▶ Written exercise
Within the records below, find each line that holds the string "JSON", then copy it.
========================
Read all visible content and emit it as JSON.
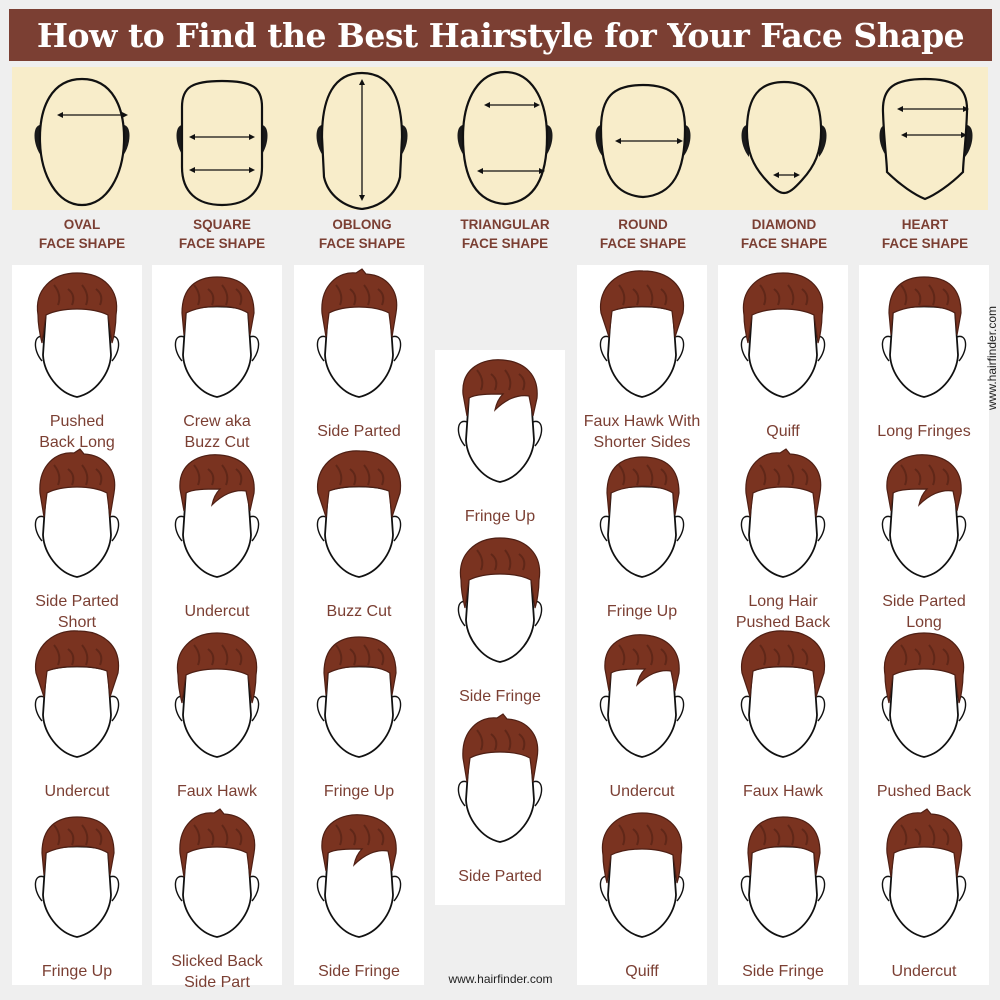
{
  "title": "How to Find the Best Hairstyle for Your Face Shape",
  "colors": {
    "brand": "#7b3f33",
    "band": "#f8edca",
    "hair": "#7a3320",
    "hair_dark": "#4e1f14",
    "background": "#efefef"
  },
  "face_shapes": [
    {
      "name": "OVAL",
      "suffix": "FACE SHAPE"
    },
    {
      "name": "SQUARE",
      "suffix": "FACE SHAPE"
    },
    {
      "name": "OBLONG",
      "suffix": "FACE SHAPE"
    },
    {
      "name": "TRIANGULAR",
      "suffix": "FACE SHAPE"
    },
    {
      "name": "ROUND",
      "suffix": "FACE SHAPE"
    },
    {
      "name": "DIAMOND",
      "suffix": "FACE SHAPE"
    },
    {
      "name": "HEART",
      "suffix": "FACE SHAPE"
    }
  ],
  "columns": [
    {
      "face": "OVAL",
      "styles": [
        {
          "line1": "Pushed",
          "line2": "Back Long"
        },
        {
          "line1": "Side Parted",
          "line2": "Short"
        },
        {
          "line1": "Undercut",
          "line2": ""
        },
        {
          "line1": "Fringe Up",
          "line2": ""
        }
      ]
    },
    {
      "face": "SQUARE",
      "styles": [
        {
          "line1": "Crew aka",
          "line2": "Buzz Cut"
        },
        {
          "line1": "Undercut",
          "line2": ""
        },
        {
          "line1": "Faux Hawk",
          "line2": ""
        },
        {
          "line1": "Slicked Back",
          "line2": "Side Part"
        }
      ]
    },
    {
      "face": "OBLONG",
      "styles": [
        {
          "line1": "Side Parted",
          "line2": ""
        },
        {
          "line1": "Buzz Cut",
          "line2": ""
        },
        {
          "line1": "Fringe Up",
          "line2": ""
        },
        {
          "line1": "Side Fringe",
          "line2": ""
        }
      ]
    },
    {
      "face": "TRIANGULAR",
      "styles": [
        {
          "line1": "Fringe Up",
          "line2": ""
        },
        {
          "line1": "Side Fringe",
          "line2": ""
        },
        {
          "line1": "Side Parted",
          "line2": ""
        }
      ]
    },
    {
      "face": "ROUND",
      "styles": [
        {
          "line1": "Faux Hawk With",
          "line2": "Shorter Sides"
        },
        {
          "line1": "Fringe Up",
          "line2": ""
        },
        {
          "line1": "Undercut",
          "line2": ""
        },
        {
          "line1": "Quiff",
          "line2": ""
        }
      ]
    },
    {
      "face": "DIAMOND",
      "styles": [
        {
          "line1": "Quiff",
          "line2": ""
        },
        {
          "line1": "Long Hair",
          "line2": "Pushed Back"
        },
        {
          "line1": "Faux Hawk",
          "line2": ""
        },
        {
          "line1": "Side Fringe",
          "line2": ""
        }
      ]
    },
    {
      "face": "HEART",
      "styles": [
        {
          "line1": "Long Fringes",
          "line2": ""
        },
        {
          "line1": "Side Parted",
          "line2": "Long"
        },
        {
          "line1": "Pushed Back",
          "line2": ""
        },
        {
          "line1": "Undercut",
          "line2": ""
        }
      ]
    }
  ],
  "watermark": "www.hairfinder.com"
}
========================
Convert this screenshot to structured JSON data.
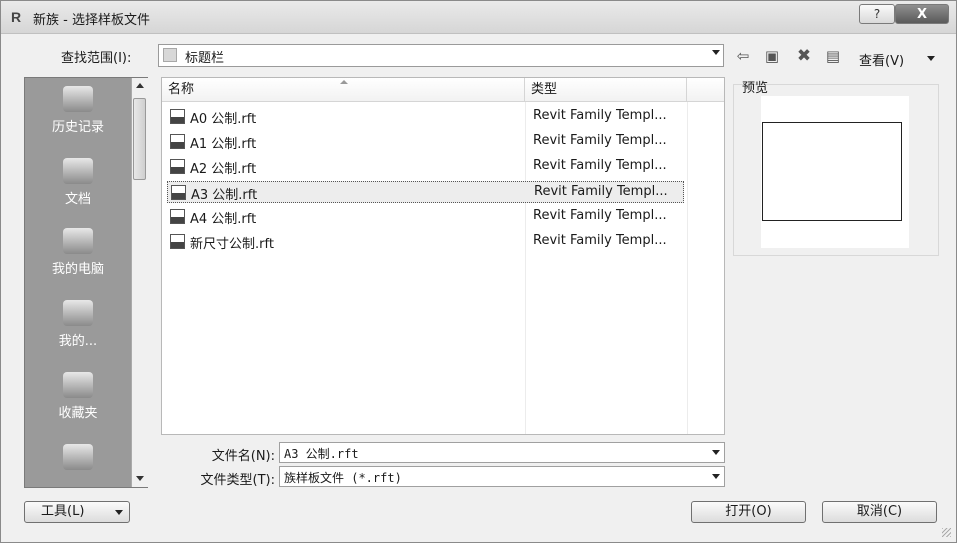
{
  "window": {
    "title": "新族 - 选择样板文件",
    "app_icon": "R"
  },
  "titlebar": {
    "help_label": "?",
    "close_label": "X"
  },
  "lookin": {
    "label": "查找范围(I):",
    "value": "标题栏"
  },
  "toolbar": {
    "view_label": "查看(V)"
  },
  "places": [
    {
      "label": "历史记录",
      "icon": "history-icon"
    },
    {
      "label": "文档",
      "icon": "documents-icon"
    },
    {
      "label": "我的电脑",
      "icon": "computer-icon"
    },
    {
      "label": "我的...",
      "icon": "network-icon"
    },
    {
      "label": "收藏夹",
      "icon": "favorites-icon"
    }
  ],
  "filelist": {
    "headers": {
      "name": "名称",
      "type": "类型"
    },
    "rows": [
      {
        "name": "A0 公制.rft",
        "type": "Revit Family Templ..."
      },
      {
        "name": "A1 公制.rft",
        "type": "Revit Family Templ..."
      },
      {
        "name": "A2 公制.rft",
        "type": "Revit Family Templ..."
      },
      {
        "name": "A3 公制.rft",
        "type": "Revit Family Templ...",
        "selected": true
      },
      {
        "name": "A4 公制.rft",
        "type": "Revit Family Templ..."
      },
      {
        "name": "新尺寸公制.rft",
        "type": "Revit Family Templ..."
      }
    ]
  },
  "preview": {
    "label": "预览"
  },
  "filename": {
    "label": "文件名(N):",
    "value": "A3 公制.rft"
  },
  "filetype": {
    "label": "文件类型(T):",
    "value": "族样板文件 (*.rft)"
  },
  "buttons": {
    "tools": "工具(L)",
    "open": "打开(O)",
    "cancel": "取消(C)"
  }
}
========================
▶ Correct result
Read all visible content and emit it as JSON.
Convert this screenshot to structured JSON data.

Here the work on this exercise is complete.